**DIRECTIVE:** Output every record below exactly as it appears.

**ENTRIES PROVIDED:**
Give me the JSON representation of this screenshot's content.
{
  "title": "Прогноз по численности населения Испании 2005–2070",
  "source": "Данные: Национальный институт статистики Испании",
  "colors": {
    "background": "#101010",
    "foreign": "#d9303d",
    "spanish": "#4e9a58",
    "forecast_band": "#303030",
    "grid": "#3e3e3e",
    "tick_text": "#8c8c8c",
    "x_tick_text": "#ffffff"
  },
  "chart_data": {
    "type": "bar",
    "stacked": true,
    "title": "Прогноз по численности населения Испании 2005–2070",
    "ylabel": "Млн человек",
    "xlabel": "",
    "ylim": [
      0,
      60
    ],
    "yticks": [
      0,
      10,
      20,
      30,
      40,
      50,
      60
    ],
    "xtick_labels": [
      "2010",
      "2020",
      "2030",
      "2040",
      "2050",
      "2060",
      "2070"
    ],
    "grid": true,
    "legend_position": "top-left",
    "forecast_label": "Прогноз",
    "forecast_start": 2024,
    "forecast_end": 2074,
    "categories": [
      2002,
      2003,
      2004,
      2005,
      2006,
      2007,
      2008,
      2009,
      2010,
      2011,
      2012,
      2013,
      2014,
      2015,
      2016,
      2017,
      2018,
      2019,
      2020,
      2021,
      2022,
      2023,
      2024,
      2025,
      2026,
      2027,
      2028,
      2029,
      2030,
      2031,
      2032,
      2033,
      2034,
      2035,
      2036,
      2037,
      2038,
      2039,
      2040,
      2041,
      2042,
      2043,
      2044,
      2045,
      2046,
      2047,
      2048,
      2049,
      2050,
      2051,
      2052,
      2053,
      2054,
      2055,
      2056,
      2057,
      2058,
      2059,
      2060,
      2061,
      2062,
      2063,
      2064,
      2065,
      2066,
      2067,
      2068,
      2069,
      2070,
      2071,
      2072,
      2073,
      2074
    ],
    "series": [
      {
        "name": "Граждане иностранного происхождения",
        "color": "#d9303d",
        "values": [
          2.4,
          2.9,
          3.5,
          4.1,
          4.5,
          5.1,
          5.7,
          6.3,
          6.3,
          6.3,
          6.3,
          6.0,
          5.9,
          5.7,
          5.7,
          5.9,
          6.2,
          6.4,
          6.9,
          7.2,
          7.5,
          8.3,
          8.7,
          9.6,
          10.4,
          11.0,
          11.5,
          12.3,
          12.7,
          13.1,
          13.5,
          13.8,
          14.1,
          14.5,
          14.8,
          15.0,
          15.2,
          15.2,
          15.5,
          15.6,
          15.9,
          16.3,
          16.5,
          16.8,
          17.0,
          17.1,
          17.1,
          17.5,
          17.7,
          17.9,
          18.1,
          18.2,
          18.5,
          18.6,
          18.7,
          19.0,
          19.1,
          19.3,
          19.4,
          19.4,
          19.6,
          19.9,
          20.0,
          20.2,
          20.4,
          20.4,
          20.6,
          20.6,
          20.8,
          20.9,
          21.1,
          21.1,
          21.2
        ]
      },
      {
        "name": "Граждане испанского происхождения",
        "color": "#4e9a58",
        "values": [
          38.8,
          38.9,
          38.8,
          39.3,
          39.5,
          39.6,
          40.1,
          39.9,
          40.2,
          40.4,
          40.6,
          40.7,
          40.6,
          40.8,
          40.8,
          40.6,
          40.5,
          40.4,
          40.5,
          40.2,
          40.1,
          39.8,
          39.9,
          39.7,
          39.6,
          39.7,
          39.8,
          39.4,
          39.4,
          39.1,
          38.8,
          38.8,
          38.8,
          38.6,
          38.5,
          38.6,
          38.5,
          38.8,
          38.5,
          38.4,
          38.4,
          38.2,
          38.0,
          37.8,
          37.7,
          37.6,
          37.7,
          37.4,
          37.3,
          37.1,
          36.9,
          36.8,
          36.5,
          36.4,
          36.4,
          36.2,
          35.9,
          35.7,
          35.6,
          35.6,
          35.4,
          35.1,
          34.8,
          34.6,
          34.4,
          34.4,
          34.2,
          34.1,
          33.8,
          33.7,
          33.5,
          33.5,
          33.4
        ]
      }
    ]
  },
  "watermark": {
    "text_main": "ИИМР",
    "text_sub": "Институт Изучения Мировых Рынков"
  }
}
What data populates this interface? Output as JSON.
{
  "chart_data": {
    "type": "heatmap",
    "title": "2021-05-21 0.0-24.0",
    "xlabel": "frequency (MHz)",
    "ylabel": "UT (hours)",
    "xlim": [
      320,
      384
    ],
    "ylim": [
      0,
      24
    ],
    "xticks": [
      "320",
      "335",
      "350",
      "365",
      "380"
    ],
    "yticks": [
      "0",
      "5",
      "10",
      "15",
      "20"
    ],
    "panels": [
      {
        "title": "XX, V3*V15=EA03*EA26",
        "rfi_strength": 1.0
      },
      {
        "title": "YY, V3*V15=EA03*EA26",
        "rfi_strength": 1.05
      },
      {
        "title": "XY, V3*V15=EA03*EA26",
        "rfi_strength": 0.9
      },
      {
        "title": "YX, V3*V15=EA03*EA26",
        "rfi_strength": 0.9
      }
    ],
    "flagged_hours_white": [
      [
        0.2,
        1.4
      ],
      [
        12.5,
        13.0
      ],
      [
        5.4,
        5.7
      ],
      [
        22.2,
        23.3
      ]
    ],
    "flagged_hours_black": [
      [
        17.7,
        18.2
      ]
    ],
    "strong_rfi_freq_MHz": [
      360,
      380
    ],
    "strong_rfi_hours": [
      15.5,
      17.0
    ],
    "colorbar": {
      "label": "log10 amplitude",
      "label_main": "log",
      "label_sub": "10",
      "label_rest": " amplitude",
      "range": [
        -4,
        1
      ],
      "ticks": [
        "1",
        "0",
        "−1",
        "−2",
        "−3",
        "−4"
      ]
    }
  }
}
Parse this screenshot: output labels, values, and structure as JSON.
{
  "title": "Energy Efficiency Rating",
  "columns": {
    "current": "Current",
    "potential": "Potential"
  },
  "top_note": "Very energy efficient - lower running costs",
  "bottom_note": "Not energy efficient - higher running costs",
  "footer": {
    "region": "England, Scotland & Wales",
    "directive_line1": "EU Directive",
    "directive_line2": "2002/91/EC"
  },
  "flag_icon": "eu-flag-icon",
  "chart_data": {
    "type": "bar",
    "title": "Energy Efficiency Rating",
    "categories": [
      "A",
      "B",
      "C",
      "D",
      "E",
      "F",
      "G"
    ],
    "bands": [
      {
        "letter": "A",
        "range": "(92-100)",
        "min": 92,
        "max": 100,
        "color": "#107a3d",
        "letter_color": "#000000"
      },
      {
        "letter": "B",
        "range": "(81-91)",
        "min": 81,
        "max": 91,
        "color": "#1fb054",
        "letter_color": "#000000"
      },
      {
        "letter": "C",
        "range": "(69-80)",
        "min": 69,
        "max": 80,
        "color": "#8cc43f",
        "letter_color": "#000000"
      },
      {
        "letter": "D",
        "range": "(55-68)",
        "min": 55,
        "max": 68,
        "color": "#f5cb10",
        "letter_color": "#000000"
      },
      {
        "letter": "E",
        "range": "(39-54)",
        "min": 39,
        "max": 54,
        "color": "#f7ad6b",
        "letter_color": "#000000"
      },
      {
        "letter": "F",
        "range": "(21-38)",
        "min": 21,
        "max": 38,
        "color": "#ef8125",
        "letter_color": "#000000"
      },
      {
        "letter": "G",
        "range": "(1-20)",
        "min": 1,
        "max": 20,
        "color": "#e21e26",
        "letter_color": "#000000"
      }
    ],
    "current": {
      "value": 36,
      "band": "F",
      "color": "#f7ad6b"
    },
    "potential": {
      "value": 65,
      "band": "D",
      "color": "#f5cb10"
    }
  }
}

**ANSWER FOR THE TASK:**
Give me the JSON representation of this screenshot's content.
{
  "title": "Прогноз по численности населения Испании 2005–2070",
  "source": "Данные: Национальный институт статистики Испании",
  "colors": {
    "background": "#101010",
    "foreign": "#d9303d",
    "spanish": "#4e9a58",
    "forecast_band": "#303030",
    "grid": "#3e3e3e",
    "tick_text": "#8c8c8c",
    "x_tick_text": "#ffffff"
  },
  "chart_data": {
    "type": "bar",
    "stacked": true,
    "title": "Прогноз по численности населения Испании 2005–2070",
    "ylabel": "Млн человек",
    "xlabel": "",
    "ylim": [
      0,
      60
    ],
    "yticks": [
      0,
      10,
      20,
      30,
      40,
      50,
      60
    ],
    "xtick_labels": [
      "2010",
      "2020",
      "2030",
      "2040",
      "2050",
      "2060",
      "2070"
    ],
    "grid": true,
    "legend_position": "top-left",
    "forecast_label": "Прогноз",
    "forecast_start": 2024,
    "forecast_end": 2074,
    "categories": [
      2002,
      2003,
      2004,
      2005,
      2006,
      2007,
      2008,
      2009,
      2010,
      2011,
      2012,
      2013,
      2014,
      2015,
      2016,
      2017,
      2018,
      2019,
      2020,
      2021,
      2022,
      2023,
      2024,
      2025,
      2026,
      2027,
      2028,
      2029,
      2030,
      2031,
      2032,
      2033,
      2034,
      2035,
      2036,
      2037,
      2038,
      2039,
      2040,
      2041,
      2042,
      2043,
      2044,
      2045,
      2046,
      2047,
      2048,
      2049,
      2050,
      2051,
      2052,
      2053,
      2054,
      2055,
      2056,
      2057,
      2058,
      2059,
      2060,
      2061,
      2062,
      2063,
      2064,
      2065,
      2066,
      2067,
      2068,
      2069,
      2070,
      2071,
      2072,
      2073,
      2074
    ],
    "series": [
      {
        "name": "Граждане иностранного происхождения",
        "color": "#d9303d",
        "values": [
          2.4,
          2.9,
          3.5,
          4.1,
          4.5,
          5.1,
          5.7,
          6.3,
          6.3,
          6.3,
          6.3,
          6.0,
          5.9,
          5.7,
          5.7,
          5.9,
          6.2,
          6.4,
          6.9,
          7.2,
          7.5,
          8.3,
          8.7,
          9.6,
          10.4,
          11.0,
          11.5,
          12.3,
          12.7,
          13.1,
          13.5,
          13.8,
          14.1,
          14.5,
          14.8,
          15.0,
          15.2,
          15.2,
          15.5,
          15.6,
          15.9,
          16.3,
          16.5,
          16.8,
          17.0,
          17.1,
          17.1,
          17.5,
          17.7,
          17.9,
          18.1,
          18.2,
          18.5,
          18.6,
          18.7,
          19.0,
          19.1,
          19.3,
          19.4,
          19.4,
          19.6,
          19.9,
          20.0,
          20.2,
          20.4,
          20.4,
          20.6,
          20.6,
          20.8,
          20.9,
          21.1,
          21.1,
          21.2
        ]
      },
      {
        "name": "Граждане испанского происхождения",
        "color": "#4e9a58",
        "values": [
          38.8,
          38.9,
          38.8,
          39.3,
          39.5,
          39.6,
          40.1,
          39.9,
          40.2,
          40.4,
          40.6,
          40.7,
          40.6,
          40.8,
          40.8,
          40.6,
          40.5,
          40.4,
          40.5,
          40.2,
          40.1,
          39.8,
          39.9,
          39.7,
          39.6,
          39.7,
          39.8,
          39.4,
          39.4,
          39.1,
          38.8,
          38.8,
          38.8,
          38.6,
          38.5,
          38.6,
          38.5,
          38.8,
          38.5,
          38.4,
          38.4,
          38.2,
          38.0,
          37.8,
          37.7,
          37.6,
          37.7,
          37.4,
          37.3,
          37.1,
          36.9,
          36.8,
          36.5,
          36.4,
          36.4,
          36.2,
          35.9,
          35.7,
          35.6,
          35.6,
          35.4,
          35.1,
          34.8,
          34.6,
          34.4,
          34.4,
          34.2,
          34.1,
          33.8,
          33.7,
          33.5,
          33.5,
          33.4
        ]
      }
    ]
  },
  "watermark": {
    "text_main": "ИИМР",
    "text_sub": "Институт Изучения Мировых Рынков"
  }
}
What data populates this interface? Output as JSON.
{
  "chart_data": {
    "type": "heatmap",
    "title": "2021-05-21 0.0-24.0",
    "xlabel": "frequency (MHz)",
    "ylabel": "UT (hours)",
    "xlim": [
      320,
      384
    ],
    "ylim": [
      0,
      24
    ],
    "xticks": [
      "320",
      "335",
      "350",
      "365",
      "380"
    ],
    "yticks": [
      "0",
      "5",
      "10",
      "15",
      "20"
    ],
    "panels": [
      {
        "title": "XX, V3*V15=EA03*EA26",
        "rfi_strength": 1.0
      },
      {
        "title": "YY, V3*V15=EA03*EA26",
        "rfi_strength": 1.05
      },
      {
        "title": "XY, V3*V15=EA03*EA26",
        "rfi_strength": 0.9
      },
      {
        "title": "YX, V3*V15=EA03*EA26",
        "rfi_strength": 0.9
      }
    ],
    "flagged_hours_white": [
      [
        0.2,
        1.4
      ],
      [
        12.5,
        13.0
      ],
      [
        5.4,
        5.7
      ],
      [
        22.2,
        23.3
      ]
    ],
    "flagged_hours_black": [
      [
        17.7,
        18.2
      ]
    ],
    "strong_rfi_freq_MHz": [
      360,
      380
    ],
    "strong_rfi_hours": [
      15.5,
      17.0
    ],
    "colorbar": {
      "label": "log10 amplitude",
      "label_main": "log",
      "label_sub": "10",
      "label_rest": " amplitude",
      "range": [
        -4,
        1
      ],
      "ticks": [
        "1",
        "0",
        "−1",
        "−2",
        "−3",
        "−4"
      ]
    }
  }
}
Parse this screenshot: output labels, values, and structure as JSON.
{
  "title": "Energy Efficiency Rating",
  "columns": {
    "current": "Current",
    "potential": "Potential"
  },
  "top_note": "Very energy efficient - lower running costs",
  "bottom_note": "Not energy efficient - higher running costs",
  "footer": {
    "region": "England, Scotland & Wales",
    "directive_line1": "EU Directive",
    "directive_line2": "2002/91/EC"
  },
  "flag_icon": "eu-flag-icon",
  "chart_data": {
    "type": "bar",
    "title": "Energy Efficiency Rating",
    "categories": [
      "A",
      "B",
      "C",
      "D",
      "E",
      "F",
      "G"
    ],
    "bands": [
      {
        "letter": "A",
        "range": "(92-100)",
        "min": 92,
        "max": 100,
        "color": "#107a3d",
        "letter_color": "#000000"
      },
      {
        "letter": "B",
        "range": "(81-91)",
        "min": 81,
        "max": 91,
        "color": "#1fb054",
        "letter_color": "#000000"
      },
      {
        "letter": "C",
        "range": "(69-80)",
        "min": 69,
        "max": 80,
        "color": "#8cc43f",
        "letter_color": "#000000"
      },
      {
        "letter": "D",
        "range": "(55-68)",
        "min": 55,
        "max": 68,
        "color": "#f5cb10",
        "letter_color": "#000000"
      },
      {
        "letter": "E",
        "range": "(39-54)",
        "min": 39,
        "max": 54,
        "color": "#f7ad6b",
        "letter_color": "#000000"
      },
      {
        "letter": "F",
        "range": "(21-38)",
        "min": 21,
        "max": 38,
        "color": "#ef8125",
        "letter_color": "#000000"
      },
      {
        "letter": "G",
        "range": "(1-20)",
        "min": 1,
        "max": 20,
        "color": "#e21e26",
        "letter_color": "#000000"
      }
    ],
    "current": {
      "value": 36,
      "band": "F",
      "color": "#f7ad6b"
    },
    "potential": {
      "value": 65,
      "band": "D",
      "color": "#f5cb10"
    }
  }
}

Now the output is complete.